Data extracted from a collection:
━━━
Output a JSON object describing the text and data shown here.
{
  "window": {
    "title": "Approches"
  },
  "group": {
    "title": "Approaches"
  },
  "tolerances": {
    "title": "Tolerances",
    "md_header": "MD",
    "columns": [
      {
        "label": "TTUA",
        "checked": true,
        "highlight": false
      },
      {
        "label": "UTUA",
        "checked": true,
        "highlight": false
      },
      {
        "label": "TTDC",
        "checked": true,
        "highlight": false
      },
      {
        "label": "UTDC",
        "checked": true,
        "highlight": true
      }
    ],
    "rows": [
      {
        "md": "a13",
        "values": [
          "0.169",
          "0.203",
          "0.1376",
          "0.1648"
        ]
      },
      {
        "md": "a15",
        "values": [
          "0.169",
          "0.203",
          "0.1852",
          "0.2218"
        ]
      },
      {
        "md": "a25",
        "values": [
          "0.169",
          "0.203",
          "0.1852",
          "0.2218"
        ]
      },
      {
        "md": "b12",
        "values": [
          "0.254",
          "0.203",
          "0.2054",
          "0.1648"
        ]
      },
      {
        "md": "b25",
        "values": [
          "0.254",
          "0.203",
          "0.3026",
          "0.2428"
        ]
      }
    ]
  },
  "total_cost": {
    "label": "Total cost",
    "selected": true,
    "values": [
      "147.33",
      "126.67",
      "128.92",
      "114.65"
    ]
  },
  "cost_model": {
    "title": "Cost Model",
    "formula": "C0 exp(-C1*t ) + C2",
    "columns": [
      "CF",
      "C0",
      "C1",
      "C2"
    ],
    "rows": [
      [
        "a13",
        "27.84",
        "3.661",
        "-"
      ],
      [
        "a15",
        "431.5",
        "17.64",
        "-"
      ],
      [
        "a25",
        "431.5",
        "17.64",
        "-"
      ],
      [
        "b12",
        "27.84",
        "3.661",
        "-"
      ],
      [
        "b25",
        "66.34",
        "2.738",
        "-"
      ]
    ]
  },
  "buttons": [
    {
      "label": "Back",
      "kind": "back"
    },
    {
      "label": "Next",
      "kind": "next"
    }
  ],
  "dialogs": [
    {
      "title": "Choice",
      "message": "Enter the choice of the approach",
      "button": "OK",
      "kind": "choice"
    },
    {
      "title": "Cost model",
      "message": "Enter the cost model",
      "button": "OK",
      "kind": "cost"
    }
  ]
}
━━━
**What is expected**
Using the material above, report each line where "title" occurs.

**Exercise solution**
    "title": "Approches"
    "title": "Approaches"
    "title": "Tolerances",
    "title": "Cost Model",
      "title": "Choice",
      "title": "Cost model",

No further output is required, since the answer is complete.